Your task
Bring together all lines of the material below that contain the string "describing".

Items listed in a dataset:

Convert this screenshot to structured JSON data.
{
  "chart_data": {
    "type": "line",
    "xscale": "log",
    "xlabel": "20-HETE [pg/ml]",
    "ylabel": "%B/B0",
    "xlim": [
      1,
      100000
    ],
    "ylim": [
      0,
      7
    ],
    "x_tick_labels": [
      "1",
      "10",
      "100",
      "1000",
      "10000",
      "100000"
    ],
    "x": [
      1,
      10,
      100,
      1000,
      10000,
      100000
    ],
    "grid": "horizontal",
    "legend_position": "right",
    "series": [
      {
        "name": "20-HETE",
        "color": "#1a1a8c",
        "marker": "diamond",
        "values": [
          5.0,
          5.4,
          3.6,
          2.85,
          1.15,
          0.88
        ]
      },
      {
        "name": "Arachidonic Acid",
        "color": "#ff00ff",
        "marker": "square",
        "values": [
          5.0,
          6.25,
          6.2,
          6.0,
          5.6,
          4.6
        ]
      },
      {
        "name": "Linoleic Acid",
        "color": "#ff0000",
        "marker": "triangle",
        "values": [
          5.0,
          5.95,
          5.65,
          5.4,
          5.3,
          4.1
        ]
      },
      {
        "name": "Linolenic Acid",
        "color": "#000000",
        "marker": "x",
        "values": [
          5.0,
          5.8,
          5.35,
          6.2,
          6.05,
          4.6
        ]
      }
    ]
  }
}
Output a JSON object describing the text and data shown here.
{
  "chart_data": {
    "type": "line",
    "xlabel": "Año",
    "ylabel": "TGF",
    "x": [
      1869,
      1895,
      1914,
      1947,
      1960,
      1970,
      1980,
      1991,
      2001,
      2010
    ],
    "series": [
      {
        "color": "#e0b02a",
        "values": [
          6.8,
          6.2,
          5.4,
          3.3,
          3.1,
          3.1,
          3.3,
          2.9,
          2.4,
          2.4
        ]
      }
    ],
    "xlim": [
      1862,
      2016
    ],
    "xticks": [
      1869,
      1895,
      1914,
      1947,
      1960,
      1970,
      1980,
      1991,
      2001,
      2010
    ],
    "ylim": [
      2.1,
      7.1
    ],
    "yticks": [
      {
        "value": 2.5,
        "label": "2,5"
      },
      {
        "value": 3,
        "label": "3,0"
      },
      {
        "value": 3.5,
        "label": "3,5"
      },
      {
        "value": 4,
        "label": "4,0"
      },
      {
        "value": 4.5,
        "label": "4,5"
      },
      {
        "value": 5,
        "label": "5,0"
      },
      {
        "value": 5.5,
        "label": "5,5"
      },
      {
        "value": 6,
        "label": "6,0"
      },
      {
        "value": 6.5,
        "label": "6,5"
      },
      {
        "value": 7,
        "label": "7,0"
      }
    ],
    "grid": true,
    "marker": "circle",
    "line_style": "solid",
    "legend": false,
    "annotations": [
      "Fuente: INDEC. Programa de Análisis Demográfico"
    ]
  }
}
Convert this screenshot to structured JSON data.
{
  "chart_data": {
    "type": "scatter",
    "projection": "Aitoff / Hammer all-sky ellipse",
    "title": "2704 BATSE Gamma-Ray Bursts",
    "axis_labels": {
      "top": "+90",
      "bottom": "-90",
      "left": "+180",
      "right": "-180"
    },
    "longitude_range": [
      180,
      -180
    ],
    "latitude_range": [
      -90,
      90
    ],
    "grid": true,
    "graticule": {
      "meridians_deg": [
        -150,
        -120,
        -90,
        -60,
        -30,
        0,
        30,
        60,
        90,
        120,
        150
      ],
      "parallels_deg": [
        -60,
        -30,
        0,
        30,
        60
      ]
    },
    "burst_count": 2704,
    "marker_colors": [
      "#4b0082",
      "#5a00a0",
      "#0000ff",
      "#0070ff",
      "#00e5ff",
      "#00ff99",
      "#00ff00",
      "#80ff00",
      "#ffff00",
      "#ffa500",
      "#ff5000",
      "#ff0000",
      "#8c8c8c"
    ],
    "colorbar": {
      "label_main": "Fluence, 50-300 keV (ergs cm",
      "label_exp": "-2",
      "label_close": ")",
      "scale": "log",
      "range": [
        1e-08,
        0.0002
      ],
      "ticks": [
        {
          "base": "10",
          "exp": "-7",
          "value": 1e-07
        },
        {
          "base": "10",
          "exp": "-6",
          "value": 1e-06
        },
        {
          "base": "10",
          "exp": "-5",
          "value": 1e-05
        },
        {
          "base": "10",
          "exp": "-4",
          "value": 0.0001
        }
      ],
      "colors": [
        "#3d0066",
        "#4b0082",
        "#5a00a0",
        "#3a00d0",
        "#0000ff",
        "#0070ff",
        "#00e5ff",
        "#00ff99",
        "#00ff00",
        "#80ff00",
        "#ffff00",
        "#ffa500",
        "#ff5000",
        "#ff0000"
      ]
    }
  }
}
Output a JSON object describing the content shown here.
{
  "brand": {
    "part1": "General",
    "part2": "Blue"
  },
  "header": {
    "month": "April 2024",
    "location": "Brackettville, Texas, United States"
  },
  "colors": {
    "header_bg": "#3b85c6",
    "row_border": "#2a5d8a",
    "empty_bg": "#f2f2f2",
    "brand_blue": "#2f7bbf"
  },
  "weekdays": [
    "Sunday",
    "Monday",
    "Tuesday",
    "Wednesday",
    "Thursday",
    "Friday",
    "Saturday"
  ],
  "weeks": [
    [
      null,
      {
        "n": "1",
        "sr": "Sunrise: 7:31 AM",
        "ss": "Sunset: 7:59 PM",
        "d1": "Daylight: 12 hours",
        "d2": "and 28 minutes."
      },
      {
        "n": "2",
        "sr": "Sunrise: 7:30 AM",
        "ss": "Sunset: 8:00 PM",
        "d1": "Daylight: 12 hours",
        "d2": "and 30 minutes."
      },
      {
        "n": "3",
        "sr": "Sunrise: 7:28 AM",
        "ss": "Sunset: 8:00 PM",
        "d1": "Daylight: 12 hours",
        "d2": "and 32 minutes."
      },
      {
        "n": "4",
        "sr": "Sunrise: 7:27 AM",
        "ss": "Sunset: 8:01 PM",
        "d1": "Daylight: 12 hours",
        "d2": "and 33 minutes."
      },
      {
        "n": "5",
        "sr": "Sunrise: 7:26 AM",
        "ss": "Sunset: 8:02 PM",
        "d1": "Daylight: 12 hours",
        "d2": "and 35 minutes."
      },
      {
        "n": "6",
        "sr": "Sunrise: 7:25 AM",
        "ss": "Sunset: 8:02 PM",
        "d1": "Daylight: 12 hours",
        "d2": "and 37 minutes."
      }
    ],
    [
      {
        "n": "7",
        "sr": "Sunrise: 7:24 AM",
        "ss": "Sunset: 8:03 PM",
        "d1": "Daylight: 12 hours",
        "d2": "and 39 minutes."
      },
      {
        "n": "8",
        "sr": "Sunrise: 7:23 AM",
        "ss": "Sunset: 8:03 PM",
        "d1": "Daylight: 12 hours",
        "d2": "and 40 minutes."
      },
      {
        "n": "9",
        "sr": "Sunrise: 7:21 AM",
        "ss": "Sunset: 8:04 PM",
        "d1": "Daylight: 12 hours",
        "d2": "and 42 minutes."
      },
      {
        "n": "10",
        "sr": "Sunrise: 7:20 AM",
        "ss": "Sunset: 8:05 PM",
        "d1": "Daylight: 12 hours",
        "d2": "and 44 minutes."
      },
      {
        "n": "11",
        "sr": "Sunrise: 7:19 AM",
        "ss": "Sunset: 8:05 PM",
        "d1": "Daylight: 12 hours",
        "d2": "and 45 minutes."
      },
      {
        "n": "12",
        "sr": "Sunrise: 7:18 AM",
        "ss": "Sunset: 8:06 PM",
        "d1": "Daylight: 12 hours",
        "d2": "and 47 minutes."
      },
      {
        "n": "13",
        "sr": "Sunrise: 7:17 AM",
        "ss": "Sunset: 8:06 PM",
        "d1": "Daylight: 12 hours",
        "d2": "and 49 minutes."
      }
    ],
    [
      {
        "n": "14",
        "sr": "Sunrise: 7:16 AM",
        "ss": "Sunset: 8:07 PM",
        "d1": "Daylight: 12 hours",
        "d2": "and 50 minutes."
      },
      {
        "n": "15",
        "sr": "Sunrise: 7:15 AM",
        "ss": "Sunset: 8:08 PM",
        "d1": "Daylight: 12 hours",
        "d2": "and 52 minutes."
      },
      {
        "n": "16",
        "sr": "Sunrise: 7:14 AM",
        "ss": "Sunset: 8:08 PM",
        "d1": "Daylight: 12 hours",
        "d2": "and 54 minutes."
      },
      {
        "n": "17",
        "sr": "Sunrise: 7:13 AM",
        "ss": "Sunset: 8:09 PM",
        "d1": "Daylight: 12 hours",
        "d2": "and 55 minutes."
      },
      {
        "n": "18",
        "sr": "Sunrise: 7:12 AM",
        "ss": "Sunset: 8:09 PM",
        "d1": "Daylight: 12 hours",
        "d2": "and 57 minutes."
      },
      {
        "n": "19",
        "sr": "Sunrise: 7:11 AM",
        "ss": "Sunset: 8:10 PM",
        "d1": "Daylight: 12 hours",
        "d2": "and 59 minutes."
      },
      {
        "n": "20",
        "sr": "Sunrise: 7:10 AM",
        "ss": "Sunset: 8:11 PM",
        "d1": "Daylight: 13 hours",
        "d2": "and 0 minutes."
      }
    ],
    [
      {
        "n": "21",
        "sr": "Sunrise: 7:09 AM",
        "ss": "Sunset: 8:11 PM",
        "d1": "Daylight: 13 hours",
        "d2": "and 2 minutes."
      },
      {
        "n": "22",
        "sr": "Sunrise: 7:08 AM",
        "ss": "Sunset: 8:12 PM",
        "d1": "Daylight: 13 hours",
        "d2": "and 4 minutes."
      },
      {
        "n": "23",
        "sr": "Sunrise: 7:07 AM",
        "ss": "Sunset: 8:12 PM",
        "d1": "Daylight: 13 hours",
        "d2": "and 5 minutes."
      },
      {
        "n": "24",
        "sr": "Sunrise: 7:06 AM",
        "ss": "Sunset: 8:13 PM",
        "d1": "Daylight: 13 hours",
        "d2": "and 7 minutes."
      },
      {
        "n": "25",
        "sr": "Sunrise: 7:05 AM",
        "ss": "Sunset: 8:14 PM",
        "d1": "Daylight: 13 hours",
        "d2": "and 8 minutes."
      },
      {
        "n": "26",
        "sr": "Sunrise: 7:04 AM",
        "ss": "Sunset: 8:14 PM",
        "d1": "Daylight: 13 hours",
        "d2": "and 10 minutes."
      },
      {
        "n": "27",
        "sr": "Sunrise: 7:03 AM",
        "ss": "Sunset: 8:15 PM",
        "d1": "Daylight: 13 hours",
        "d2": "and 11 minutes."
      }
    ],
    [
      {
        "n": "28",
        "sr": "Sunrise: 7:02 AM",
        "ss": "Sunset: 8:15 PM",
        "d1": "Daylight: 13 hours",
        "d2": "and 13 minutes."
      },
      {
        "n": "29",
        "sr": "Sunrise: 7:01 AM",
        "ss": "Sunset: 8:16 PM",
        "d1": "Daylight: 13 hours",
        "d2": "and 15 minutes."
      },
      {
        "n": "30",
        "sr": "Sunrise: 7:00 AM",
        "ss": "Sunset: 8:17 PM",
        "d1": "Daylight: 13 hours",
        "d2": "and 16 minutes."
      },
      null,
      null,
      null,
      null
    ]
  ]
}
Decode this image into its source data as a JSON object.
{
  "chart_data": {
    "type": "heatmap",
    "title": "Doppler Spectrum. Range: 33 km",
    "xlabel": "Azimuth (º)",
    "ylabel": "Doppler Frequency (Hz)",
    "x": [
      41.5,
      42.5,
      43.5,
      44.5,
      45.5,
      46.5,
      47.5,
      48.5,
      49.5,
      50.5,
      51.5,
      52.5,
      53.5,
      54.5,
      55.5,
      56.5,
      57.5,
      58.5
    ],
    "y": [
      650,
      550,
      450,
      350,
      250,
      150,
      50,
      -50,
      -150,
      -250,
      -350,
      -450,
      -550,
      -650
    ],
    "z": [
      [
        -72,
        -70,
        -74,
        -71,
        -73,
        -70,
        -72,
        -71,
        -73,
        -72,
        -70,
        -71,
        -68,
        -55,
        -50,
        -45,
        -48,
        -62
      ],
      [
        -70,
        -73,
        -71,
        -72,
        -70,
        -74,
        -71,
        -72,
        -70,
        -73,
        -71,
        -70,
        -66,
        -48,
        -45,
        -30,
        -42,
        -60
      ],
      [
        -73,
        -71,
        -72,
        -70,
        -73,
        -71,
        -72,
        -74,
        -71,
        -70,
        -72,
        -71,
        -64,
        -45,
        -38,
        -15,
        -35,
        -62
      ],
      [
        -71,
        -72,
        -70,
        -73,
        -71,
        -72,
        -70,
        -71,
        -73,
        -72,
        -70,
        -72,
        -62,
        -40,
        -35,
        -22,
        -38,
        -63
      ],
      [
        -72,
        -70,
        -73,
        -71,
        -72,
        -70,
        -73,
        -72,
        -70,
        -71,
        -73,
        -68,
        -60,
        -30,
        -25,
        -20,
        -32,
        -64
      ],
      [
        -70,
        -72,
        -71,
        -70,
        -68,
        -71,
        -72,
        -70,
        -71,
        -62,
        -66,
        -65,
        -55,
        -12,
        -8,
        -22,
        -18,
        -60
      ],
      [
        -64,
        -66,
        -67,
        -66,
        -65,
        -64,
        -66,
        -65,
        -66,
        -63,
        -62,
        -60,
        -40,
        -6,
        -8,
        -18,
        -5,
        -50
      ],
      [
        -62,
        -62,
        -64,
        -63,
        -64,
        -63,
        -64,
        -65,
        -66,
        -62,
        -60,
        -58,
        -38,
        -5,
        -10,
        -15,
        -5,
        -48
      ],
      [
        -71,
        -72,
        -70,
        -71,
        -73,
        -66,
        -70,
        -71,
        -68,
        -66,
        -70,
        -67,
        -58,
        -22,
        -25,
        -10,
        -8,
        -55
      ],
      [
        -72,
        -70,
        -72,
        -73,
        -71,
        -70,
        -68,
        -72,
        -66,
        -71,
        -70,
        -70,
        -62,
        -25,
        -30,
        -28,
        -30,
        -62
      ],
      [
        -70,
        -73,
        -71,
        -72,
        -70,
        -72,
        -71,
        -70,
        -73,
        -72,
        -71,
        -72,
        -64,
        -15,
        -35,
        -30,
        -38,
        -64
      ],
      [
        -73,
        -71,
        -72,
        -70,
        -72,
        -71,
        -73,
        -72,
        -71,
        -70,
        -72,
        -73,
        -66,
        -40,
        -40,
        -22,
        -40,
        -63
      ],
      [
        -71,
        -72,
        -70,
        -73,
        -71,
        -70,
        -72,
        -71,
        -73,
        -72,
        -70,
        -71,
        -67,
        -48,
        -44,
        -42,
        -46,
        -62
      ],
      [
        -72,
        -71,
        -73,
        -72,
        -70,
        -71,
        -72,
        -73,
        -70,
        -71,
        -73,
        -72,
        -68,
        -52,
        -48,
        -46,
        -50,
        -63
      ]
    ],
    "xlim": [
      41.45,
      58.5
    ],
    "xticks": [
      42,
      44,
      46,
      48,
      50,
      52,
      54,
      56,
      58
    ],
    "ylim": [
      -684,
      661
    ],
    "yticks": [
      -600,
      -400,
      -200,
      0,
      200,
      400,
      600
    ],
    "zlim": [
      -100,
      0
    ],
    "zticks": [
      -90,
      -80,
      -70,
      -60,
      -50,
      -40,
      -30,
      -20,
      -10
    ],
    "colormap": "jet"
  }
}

Output for this exercise
Output a JSON object describing the text and data shown here.
Output a JSON object describing the content shown here.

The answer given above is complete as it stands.